In one case, I have a control that offers about 20 properties that can be configured, but in reality, most will be set only at initialization, so I decided as a first pass to make them one-time, initialization-only properties. But I didn't want to clutter my component with 20 properties, so an init property seemed the best solution (thanks, BTW, to @stoffeastrom for his help on getting the syntax right). Here's what I ended up with.
In the view model, I have:
import {inject, bindingMode, bindable} from 'aurelia-framework'; @bindable ({ name: 'init', defaultBindingMode: bindingMode.oneTime }) @inject(Element) export class MyElementCustomElement { constructor(element, bindingEngine) { this.element = element; } bind() { let init = {}; if (this.init) { Object.assign(init, this.init); } // Use init to initialize the underlying control } }
Then, when I use the custom element, I write:
<my-element init.bind="{size: 'small', onText: 'Readonly', offText: 'Editable'}"></my-element>
The properties size, onText and offText are properties of the underlying control.

○ ○ ○ ○ ○

» **Work instructions**
1 > List every name that the Aurelia init-property text imports from 'aurelia-framework'.
2 > Continue the Aurelia init-property text from its last sentence, keeping its first-person voice.
The items after the Aurelia init-property text are separate material with no connection to it.

○ ○ ○ ○ ○

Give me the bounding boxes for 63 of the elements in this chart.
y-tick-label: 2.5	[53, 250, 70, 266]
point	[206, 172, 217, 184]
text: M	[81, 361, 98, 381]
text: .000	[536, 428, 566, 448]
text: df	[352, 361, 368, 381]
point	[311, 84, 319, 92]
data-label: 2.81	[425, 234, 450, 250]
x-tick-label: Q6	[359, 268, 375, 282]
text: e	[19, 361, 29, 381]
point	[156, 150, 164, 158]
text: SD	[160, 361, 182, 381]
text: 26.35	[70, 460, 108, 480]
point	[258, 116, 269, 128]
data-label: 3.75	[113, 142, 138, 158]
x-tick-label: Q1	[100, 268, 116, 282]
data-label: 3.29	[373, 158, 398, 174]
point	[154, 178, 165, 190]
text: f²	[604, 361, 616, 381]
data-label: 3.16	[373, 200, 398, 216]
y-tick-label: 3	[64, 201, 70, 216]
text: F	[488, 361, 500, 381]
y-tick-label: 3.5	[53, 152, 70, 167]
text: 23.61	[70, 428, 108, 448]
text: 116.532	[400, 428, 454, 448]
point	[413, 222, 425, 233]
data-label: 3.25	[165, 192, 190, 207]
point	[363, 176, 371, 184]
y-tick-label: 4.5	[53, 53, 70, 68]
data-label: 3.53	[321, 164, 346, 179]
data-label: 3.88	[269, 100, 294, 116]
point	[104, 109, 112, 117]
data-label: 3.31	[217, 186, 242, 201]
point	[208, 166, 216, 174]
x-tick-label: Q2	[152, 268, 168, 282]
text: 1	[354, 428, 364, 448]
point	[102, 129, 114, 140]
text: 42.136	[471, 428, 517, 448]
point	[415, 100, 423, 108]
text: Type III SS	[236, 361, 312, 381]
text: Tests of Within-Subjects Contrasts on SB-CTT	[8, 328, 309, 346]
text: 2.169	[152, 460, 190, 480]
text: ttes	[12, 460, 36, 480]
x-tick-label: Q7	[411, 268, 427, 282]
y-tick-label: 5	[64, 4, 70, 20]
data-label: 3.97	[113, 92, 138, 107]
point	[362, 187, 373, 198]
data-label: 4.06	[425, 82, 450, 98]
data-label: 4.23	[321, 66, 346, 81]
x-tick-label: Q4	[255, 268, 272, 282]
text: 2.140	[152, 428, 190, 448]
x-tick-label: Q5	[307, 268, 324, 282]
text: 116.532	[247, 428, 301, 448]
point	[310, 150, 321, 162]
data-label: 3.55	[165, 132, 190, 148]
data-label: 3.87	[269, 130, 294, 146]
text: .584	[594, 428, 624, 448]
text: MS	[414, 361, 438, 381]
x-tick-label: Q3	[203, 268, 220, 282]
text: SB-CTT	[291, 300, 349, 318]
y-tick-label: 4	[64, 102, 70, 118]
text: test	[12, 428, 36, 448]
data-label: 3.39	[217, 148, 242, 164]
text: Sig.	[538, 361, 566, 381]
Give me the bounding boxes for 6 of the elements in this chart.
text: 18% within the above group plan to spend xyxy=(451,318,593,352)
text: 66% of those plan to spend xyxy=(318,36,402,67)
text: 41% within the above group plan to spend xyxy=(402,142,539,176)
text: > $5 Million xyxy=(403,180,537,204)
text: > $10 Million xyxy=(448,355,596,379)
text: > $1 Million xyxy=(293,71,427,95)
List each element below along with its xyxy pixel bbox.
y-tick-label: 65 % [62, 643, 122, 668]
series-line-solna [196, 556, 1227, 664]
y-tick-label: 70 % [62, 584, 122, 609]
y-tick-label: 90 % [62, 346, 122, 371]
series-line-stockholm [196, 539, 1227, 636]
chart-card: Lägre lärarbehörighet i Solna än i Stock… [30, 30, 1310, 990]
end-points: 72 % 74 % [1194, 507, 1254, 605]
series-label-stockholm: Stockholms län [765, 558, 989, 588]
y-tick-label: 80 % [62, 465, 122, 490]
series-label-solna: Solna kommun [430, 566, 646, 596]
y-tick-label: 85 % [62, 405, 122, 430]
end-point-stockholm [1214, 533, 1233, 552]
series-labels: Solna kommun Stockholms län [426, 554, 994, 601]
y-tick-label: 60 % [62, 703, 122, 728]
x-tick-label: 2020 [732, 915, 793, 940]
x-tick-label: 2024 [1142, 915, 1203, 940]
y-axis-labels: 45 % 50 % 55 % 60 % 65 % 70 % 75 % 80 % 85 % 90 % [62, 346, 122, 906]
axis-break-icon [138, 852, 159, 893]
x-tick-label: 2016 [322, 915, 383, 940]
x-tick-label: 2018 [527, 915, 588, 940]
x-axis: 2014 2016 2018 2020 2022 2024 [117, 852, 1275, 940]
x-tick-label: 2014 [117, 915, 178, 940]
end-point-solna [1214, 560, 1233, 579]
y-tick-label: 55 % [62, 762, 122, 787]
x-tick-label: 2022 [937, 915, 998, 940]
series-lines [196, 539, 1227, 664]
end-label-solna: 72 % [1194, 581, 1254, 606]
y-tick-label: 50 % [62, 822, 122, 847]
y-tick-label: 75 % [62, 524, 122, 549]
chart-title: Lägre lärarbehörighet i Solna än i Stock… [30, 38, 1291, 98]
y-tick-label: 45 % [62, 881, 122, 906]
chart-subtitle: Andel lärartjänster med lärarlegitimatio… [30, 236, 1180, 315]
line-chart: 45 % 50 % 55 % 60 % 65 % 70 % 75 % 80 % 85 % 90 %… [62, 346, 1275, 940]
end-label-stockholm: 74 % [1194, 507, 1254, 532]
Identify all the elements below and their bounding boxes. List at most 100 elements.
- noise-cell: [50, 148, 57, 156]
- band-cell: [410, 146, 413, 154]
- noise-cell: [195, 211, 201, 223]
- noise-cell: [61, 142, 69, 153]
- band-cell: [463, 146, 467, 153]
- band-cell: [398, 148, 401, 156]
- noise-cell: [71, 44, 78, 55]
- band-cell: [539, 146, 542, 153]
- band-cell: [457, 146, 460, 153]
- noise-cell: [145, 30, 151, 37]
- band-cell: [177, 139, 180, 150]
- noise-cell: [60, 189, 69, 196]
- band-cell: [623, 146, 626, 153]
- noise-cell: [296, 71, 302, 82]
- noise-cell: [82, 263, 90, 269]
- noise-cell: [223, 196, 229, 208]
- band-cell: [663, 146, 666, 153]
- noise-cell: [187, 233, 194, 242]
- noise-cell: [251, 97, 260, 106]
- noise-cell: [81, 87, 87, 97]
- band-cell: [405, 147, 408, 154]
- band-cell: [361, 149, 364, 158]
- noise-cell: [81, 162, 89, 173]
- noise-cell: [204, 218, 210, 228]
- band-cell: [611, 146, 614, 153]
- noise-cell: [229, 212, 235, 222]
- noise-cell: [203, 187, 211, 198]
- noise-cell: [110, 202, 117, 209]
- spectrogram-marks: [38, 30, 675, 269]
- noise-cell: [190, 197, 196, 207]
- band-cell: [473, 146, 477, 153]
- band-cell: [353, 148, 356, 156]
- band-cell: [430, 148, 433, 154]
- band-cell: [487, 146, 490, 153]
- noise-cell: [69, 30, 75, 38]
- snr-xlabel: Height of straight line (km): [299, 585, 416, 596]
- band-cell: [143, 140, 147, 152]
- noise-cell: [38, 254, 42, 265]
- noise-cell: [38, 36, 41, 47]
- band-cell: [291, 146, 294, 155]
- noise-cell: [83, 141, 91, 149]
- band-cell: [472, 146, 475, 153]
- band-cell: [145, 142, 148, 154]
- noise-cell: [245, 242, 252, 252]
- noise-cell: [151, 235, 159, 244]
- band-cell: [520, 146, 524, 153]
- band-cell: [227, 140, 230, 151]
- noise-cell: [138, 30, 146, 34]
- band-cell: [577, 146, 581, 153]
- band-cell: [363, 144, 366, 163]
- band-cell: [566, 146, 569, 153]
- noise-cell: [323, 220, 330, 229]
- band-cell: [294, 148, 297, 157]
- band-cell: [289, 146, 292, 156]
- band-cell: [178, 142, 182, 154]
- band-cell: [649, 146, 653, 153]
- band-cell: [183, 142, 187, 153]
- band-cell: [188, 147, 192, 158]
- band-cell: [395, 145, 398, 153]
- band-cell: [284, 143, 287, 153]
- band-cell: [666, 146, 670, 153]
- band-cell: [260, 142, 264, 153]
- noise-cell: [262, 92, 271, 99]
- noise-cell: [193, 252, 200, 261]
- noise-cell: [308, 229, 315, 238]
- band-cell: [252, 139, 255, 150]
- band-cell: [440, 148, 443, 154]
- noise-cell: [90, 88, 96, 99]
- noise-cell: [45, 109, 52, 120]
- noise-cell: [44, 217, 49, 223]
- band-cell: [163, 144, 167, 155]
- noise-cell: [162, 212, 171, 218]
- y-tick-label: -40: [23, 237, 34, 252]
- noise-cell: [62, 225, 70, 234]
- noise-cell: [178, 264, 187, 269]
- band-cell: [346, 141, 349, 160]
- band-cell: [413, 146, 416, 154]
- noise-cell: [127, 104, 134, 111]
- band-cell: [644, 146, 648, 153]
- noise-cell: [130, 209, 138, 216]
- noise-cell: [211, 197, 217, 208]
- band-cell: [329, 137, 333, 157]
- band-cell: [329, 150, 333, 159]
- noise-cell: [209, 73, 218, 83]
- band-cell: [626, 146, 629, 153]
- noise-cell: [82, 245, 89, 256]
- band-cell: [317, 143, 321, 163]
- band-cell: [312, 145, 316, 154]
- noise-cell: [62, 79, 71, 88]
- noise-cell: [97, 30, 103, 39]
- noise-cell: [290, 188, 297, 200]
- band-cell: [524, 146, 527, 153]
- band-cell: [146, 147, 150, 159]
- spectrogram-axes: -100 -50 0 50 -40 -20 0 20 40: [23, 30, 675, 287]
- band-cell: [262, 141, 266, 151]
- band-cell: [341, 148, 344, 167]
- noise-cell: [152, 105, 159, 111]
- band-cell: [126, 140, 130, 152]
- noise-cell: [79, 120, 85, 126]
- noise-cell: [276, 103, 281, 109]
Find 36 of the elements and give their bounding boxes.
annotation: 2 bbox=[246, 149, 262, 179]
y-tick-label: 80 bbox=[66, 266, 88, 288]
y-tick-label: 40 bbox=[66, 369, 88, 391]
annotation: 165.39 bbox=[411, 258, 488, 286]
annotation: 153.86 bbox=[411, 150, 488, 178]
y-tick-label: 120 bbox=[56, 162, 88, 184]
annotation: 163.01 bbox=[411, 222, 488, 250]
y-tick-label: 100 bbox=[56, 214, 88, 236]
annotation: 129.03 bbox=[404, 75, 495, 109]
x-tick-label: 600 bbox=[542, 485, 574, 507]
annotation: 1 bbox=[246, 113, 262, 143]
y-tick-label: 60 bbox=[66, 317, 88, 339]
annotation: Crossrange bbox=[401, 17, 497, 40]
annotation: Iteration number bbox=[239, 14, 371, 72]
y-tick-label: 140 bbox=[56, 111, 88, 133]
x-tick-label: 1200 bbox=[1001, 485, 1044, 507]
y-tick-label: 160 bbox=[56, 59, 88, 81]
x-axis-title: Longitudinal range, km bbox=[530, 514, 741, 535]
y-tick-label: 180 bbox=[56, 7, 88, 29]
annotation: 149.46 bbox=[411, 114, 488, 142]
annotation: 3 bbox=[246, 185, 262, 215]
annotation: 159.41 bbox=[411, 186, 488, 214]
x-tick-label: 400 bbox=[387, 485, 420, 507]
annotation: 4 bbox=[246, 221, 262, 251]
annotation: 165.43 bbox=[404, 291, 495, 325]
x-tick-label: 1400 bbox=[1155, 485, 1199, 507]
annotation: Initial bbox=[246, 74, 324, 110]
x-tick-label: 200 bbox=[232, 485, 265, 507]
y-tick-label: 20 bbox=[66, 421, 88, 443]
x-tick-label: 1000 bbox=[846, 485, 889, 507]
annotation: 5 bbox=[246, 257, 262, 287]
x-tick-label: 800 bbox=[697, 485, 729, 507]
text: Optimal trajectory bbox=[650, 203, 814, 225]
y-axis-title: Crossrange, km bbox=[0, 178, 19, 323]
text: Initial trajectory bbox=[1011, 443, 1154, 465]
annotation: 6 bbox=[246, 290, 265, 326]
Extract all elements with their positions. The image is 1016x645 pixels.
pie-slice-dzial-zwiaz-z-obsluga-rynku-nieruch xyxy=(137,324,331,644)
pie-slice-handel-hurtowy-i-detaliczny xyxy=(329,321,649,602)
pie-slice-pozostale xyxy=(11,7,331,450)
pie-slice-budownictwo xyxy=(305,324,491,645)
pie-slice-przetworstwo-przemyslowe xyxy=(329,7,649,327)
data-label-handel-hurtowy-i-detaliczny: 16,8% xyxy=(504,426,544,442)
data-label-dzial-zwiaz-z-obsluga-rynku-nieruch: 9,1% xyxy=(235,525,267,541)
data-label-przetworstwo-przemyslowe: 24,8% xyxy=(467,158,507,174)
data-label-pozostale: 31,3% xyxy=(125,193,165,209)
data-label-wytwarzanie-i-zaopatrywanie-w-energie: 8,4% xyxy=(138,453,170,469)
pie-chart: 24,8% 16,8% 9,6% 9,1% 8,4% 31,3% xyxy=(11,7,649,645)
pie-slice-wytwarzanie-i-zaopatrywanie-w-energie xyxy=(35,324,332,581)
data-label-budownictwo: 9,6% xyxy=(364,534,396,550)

○ ○ ○ ○ ○

» **Results for each task**
1 > inject, bindingMode, bindable

2 >
One thing that caught me was the use of init.bind, rather than just init. When you have a bindable property on a custom element, but you want to bind it to a static string, you don't use .bind. Since my first thought was that the set of initial properties was a static entity, I didn't need .bind. Wrong. I want Aurelia's binding engine to parse the property into an object for me so that I can use it to initialize the underlying control. Thus, I have to use .bind, even though the property is not bound to my view model.
Again, is there anything I want to do that Aurelia won't help me with?